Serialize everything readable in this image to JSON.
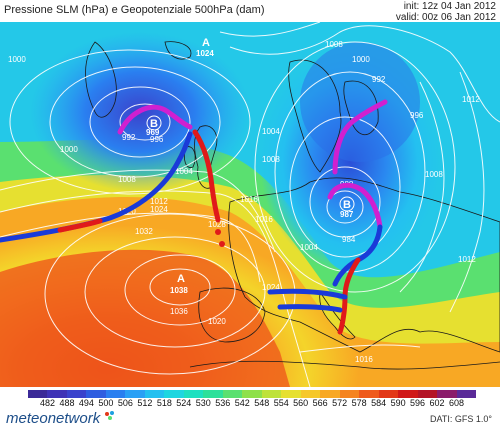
{
  "header": {
    "title": "Pressione SLM (hPa) e Geopotenziale 500hPa (dam)",
    "init": "init: 12z 04 Jan 2012",
    "valid": "valid: 00z 06 Jan 2012"
  },
  "centers": {
    "high_west": {
      "letter": "A",
      "value": "1038"
    },
    "high_north": {
      "letter": "A",
      "value": "1024"
    },
    "low_west": {
      "letter": "B",
      "value": "969"
    },
    "low_central": {
      "letter": "B",
      "value": "987"
    }
  },
  "isobars": [
    "1000",
    "992",
    "996",
    "1000",
    "1004",
    "1008",
    "1012",
    "1016",
    "1020",
    "1024",
    "1028",
    "1032",
    "1036",
    "1008",
    "1000",
    "992",
    "996",
    "1004",
    "1008",
    "1012",
    "1016",
    "1024",
    "1020",
    "988",
    "984",
    "1004",
    "1008",
    "1012",
    "1016"
  ],
  "legend": {
    "colors": [
      "#3b2a98",
      "#3f33b6",
      "#3a43cc",
      "#2f5ee0",
      "#2a7ff0",
      "#2aa0f5",
      "#24c0f0",
      "#1ed6e0",
      "#1ee0c0",
      "#2ee09a",
      "#5ae070",
      "#8ee04a",
      "#bee23a",
      "#e6e030",
      "#f6c82a",
      "#f8a824",
      "#f58420",
      "#ef5a1c",
      "#e23818",
      "#d01818",
      "#b41426",
      "#8a1c6a",
      "#5a2a98"
    ],
    "labels": [
      "482",
      "488",
      "494",
      "500",
      "506",
      "512",
      "518",
      "524",
      "530",
      "536",
      "542",
      "548",
      "554",
      "560",
      "566",
      "572",
      "578",
      "584",
      "590",
      "596",
      "602",
      "608"
    ]
  },
  "footer": {
    "brand": "meteonetwork",
    "source": "DATI: GFS 1.0°"
  }
}
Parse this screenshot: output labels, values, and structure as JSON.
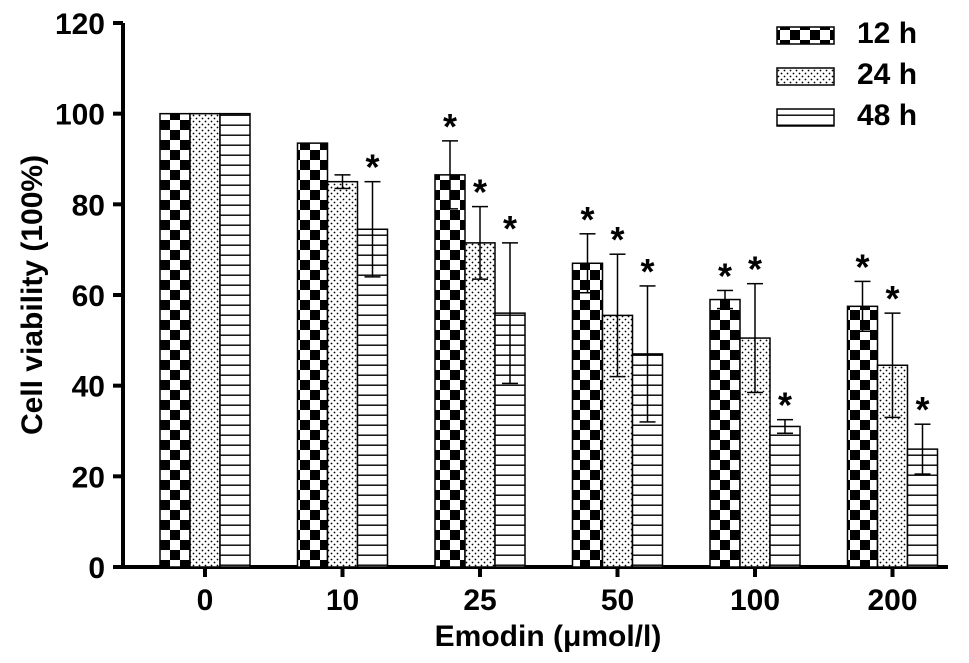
{
  "chart_data": {
    "type": "bar",
    "xlabel": "Emodin  (μmol/l)",
    "ylabel": "Cell  viability  (100%)",
    "categories": [
      "0",
      "10",
      "25",
      "50",
      "100",
      "200"
    ],
    "ylim": [
      0,
      120
    ],
    "yticks": [
      "0",
      "20",
      "40",
      "60",
      "80",
      "100",
      "120"
    ],
    "legend_position": "top-right",
    "series": [
      {
        "name": "12 h",
        "pattern": "checkerboard",
        "values": [
          100,
          93.5,
          86.5,
          67,
          59,
          57.5
        ],
        "errors": [
          0,
          0,
          7.5,
          6.5,
          2,
          5.5
        ],
        "significant": [
          false,
          false,
          true,
          true,
          true,
          true
        ]
      },
      {
        "name": "24 h",
        "pattern": "dots",
        "values": [
          100,
          85,
          71.5,
          55.5,
          50.5,
          44.5
        ],
        "errors": [
          0,
          1.5,
          8,
          13.5,
          12,
          11.5
        ],
        "significant": [
          false,
          false,
          true,
          true,
          true,
          true
        ]
      },
      {
        "name": "48 h",
        "pattern": "horizontal-lines",
        "values": [
          100,
          74.5,
          56,
          47,
          31,
          26
        ],
        "errors": [
          0,
          10.5,
          15.5,
          15,
          1.5,
          5.5
        ],
        "significant": [
          false,
          true,
          true,
          true,
          true,
          true
        ]
      }
    ],
    "significance_marker": "*"
  }
}
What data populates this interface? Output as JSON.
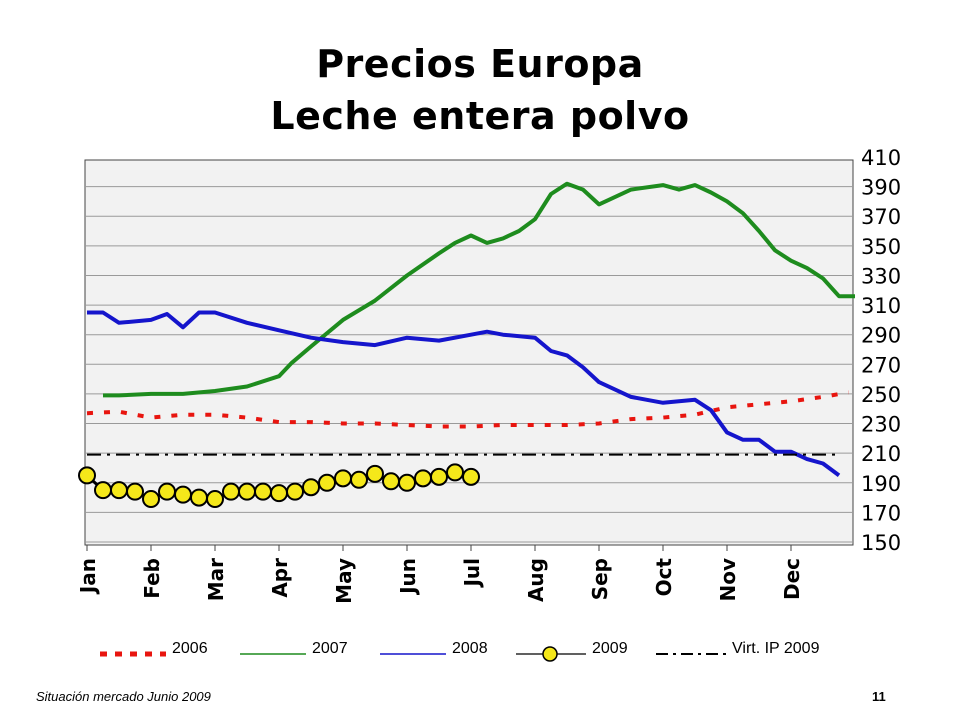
{
  "slide": {
    "title_line1": "Precios Europa",
    "title_line2": "Leche entera polvo",
    "footer_left": "Situación mercado Junio 2009",
    "page_number": "11"
  },
  "chart_data": {
    "type": "line",
    "title": "",
    "xlabel": "",
    "ylabel": "",
    "ylim": [
      150,
      410
    ],
    "y_ticks": [
      150,
      170,
      190,
      210,
      230,
      250,
      270,
      290,
      310,
      330,
      350,
      370,
      390,
      410
    ],
    "y_axis_position": "right",
    "x_categories": [
      "Jan",
      "Feb",
      "Mar",
      "Apr",
      "May",
      "Jun",
      "Jul",
      "Aug",
      "Sep",
      "Oct",
      "Nov",
      "Dec"
    ],
    "grid": true,
    "legend_position": "bottom",
    "series": [
      {
        "name": "2006",
        "color": "#e8150f",
        "style": "dashed-square",
        "x": [
          0,
          0.5,
          1,
          1.5,
          2,
          2.5,
          3,
          3.5,
          4,
          4.5,
          5,
          5.5,
          6,
          6.5,
          7,
          7.5,
          8,
          8.5,
          9,
          9.5,
          10,
          10.5,
          11,
          11.5,
          11.9
        ],
        "values": [
          237,
          238,
          234,
          236,
          236,
          234,
          231,
          231,
          230,
          230,
          229,
          228,
          228,
          229,
          229,
          229,
          230,
          233,
          234,
          236,
          241,
          243,
          245,
          248,
          251
        ]
      },
      {
        "name": "2007",
        "color": "#1e8c1e",
        "style": "solid",
        "x": [
          0.25,
          0.5,
          1,
          1.5,
          2,
          2.5,
          3,
          3.2,
          3.5,
          4,
          4.5,
          5,
          5.5,
          5.75,
          6,
          6.25,
          6.5,
          6.75,
          7,
          7.25,
          7.5,
          7.75,
          8,
          8.5,
          9,
          9.25,
          9.5,
          9.75,
          10,
          10.25,
          10.5,
          10.75,
          11,
          11.25,
          11.5,
          11.75,
          12
        ],
        "values": [
          249,
          249,
          250,
          250,
          252,
          255,
          262,
          271,
          282,
          300,
          313,
          330,
          345,
          352,
          357,
          352,
          355,
          360,
          368,
          385,
          392,
          388,
          378,
          388,
          391,
          388,
          391,
          386,
          380,
          372,
          360,
          347,
          340,
          335,
          328,
          316,
          316
        ]
      },
      {
        "name": "2008",
        "color": "#1515cc",
        "style": "solid",
        "x": [
          0,
          0.25,
          0.5,
          1,
          1.25,
          1.5,
          1.75,
          2,
          2.5,
          3,
          3.5,
          4,
          4.5,
          5,
          5.5,
          6,
          6.25,
          6.5,
          7,
          7.25,
          7.5,
          7.75,
          8,
          8.5,
          9,
          9.5,
          9.75,
          10,
          10.25,
          10.5,
          10.75,
          11,
          11.25,
          11.5,
          11.75
        ],
        "values": [
          305,
          305,
          298,
          300,
          304,
          295,
          305,
          305,
          298,
          293,
          288,
          285,
          283,
          288,
          286,
          290,
          292,
          290,
          288,
          279,
          276,
          268,
          258,
          248,
          244,
          246,
          239,
          224,
          219,
          219,
          211,
          211,
          206,
          203,
          195
        ]
      },
      {
        "name": "2009",
        "color": "#000000",
        "marker_fill": "#f5e81a",
        "style": "marker",
        "x": [
          0,
          0.25,
          0.5,
          0.75,
          1,
          1.25,
          1.5,
          1.75,
          2,
          2.25,
          2.5,
          2.75,
          3,
          3.25,
          3.5,
          3.75,
          4,
          4.25,
          4.5,
          4.75,
          5,
          5.25,
          5.5,
          5.75,
          6
        ],
        "values": [
          195,
          185,
          185,
          184,
          179,
          184,
          182,
          180,
          179,
          184,
          184,
          184,
          183,
          184,
          187,
          190,
          193,
          192,
          196,
          191,
          190,
          193,
          194,
          197,
          194
        ]
      },
      {
        "name": "Virt. IP 2009",
        "color": "#000000",
        "style": "dash-dot",
        "x": [
          0,
          11.75
        ],
        "values": [
          209,
          209
        ]
      }
    ]
  }
}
- - -
• **Exercise requirements**: Repeat the material above word for word, please, apart from its images.

• **Response to the exercise**:
Serialize everything readable in this image to JSON.
{
  "header": {
    "title": "Pressione SLM (hPa) e Geopotenziale 500hPa (dam)",
    "init": "init: 12z 04 Jan 2012",
    "valid": "valid: 00z 06 Jan 2012"
  },
  "centers": {
    "high_west": {
      "letter": "A",
      "value": "1038"
    },
    "high_north": {
      "letter": "A",
      "value": "1024"
    },
    "low_west": {
      "letter": "B",
      "value": "969"
    },
    "low_central": {
      "letter": "B",
      "value": "987"
    }
  },
  "isobars": [
    "1000",
    "992",
    "996",
    "1000",
    "1004",
    "1008",
    "1012",
    "1016",
    "1020",
    "1024",
    "1028",
    "1032",
    "1036",
    "1008",
    "1000",
    "992",
    "996",
    "1004",
    "1008",
    "1012",
    "1016",
    "1024",
    "1020",
    "988",
    "984",
    "1004",
    "1008",
    "1012",
    "1016"
  ],
  "legend": {
    "colors": [
      "#3b2a98",
      "#3f33b6",
      "#3a43cc",
      "#2f5ee0",
      "#2a7ff0",
      "#2aa0f5",
      "#24c0f0",
      "#1ed6e0",
      "#1ee0c0",
      "#2ee09a",
      "#5ae070",
      "#8ee04a",
      "#bee23a",
      "#e6e030",
      "#f6c82a",
      "#f8a824",
      "#f58420",
      "#ef5a1c",
      "#e23818",
      "#d01818",
      "#b41426",
      "#8a1c6a",
      "#5a2a98"
    ],
    "labels": [
      "482",
      "488",
      "494",
      "500",
      "506",
      "512",
      "518",
      "524",
      "530",
      "536",
      "542",
      "548",
      "554",
      "560",
      "566",
      "572",
      "578",
      "584",
      "590",
      "596",
      "602",
      "608"
    ]
  },
  "footer": {
    "brand": "meteonetwork",
    "source": "DATI: GFS 1.0°"
  }
}
Parse this screenshot: output labels, values, and structure as JSON.
{
  "chart_data": {
    "type": "bar",
    "xlabel": "Emodin  (μmol/l)",
    "ylabel": "Cell  viability  (100%)",
    "categories": [
      "0",
      "10",
      "25",
      "50",
      "100",
      "200"
    ],
    "ylim": [
      0,
      120
    ],
    "yticks": [
      "0",
      "20",
      "40",
      "60",
      "80",
      "100",
      "120"
    ],
    "legend_position": "top-right",
    "series": [
      {
        "name": "12 h",
        "pattern": "checkerboard",
        "values": [
          100,
          93.5,
          86.5,
          67,
          59,
          57.5
        ],
        "errors": [
          0,
          0,
          7.5,
          6.5,
          2,
          5.5
        ],
        "significant": [
          false,
          false,
          true,
          true,
          true,
          true
        ]
      },
      {
        "name": "24 h",
        "pattern": "dots",
        "values": [
          100,
          85,
          71.5,
          55.5,
          50.5,
          44.5
        ],
        "errors": [
          0,
          1.5,
          8,
          13.5,
          12,
          11.5
        ],
        "significant": [
          false,
          false,
          true,
          true,
          true,
          true
        ]
      },
      {
        "name": "48 h",
        "pattern": "horizontal-lines",
        "values": [
          100,
          74.5,
          56,
          47,
          31,
          26
        ],
        "errors": [
          0,
          10.5,
          15.5,
          15,
          1.5,
          5.5
        ],
        "significant": [
          false,
          true,
          true,
          true,
          true,
          true
        ]
      }
    ],
    "significance_marker": "*"
  }
}
What data populates this interface? Output as JSON.
{
  "slide": {
    "title_line1": "Precios Europa",
    "title_line2": "Leche entera polvo",
    "footer_left": "Situación mercado Junio 2009",
    "page_number": "11"
  },
  "chart_data": {
    "type": "line",
    "title": "",
    "xlabel": "",
    "ylabel": "",
    "ylim": [
      150,
      410
    ],
    "y_ticks": [
      150,
      170,
      190,
      210,
      230,
      250,
      270,
      290,
      310,
      330,
      350,
      370,
      390,
      410
    ],
    "y_axis_position": "right",
    "x_categories": [
      "Jan",
      "Feb",
      "Mar",
      "Apr",
      "May",
      "Jun",
      "Jul",
      "Aug",
      "Sep",
      "Oct",
      "Nov",
      "Dec"
    ],
    "grid": true,
    "legend_position": "bottom",
    "series": [
      {
        "name": "2006",
        "color": "#e8150f",
        "style": "dashed-square",
        "x": [
          0,
          0.5,
          1,
          1.5,
          2,
          2.5,
          3,
          3.5,
          4,
          4.5,
          5,
          5.5,
          6,
          6.5,
          7,
          7.5,
          8,
          8.5,
          9,
          9.5,
          10,
          10.5,
          11,
          11.5,
          11.9
        ],
        "values": [
          237,
          238,
          234,
          236,
          236,
          234,
          231,
          231,
          230,
          230,
          229,
          228,
          228,
          229,
          229,
          229,
          230,
          233,
          234,
          236,
          241,
          243,
          245,
          248,
          251
        ]
      },
      {
        "name": "2007",
        "color": "#1e8c1e",
        "style": "solid",
        "x": [
          0.25,
          0.5,
          1,
          1.5,
          2,
          2.5,
          3,
          3.2,
          3.5,
          4,
          4.5,
          5,
          5.5,
          5.75,
          6,
          6.25,
          6.5,
          6.75,
          7,
          7.25,
          7.5,
          7.75,
          8,
          8.5,
          9,
          9.25,
          9.5,
          9.75,
          10,
          10.25,
          10.5,
          10.75,
          11,
          11.25,
          11.5,
          11.75,
          12
        ],
        "values": [
          249,
          249,
          250,
          250,
          252,
          255,
          262,
          271,
          282,
          300,
          313,
          330,
          345,
          352,
          357,
          352,
          355,
          360,
          368,
          385,
          392,
          388,
          378,
          388,
          391,
          388,
          391,
          386,
          380,
          372,
          360,
          347,
          340,
          335,
          328,
          316,
          316
        ]
      },
      {
        "name": "2008",
        "color": "#1515cc",
        "style": "solid",
        "x": [
          0,
          0.25,
          0.5,
          1,
          1.25,
          1.5,
          1.75,
          2,
          2.5,
          3,
          3.5,
          4,
          4.5,
          5,
          5.5,
          6,
          6.25,
          6.5,
          7,
          7.25,
          7.5,
          7.75,
          8,
          8.5,
          9,
          9.5,
          9.75,
          10,
          10.25,
          10.5,
          10.75,
          11,
          11.25,
          11.5,
          11.75
        ],
        "values": [
          305,
          305,
          298,
          300,
          304,
          295,
          305,
          305,
          298,
          293,
          288,
          285,
          283,
          288,
          286,
          290,
          292,
          290,
          288,
          279,
          276,
          268,
          258,
          248,
          244,
          246,
          239,
          224,
          219,
          219,
          211,
          211,
          206,
          203,
          195
        ]
      },
      {
        "name": "2009",
        "color": "#000000",
        "marker_fill": "#f5e81a",
        "style": "marker",
        "x": [
          0,
          0.25,
          0.5,
          0.75,
          1,
          1.25,
          1.5,
          1.75,
          2,
          2.25,
          2.5,
          2.75,
          3,
          3.25,
          3.5,
          3.75,
          4,
          4.25,
          4.5,
          4.75,
          5,
          5.25,
          5.5,
          5.75,
          6
        ],
        "values": [
          195,
          185,
          185,
          184,
          179,
          184,
          182,
          180,
          179,
          184,
          184,
          184,
          183,
          184,
          187,
          190,
          193,
          192,
          196,
          191,
          190,
          193,
          194,
          197,
          194
        ]
      },
      {
        "name": "Virt. IP 2009",
        "color": "#000000",
        "style": "dash-dot",
        "x": [
          0,
          11.75
        ],
        "values": [
          209,
          209
        ]
      }
    ]
  }
}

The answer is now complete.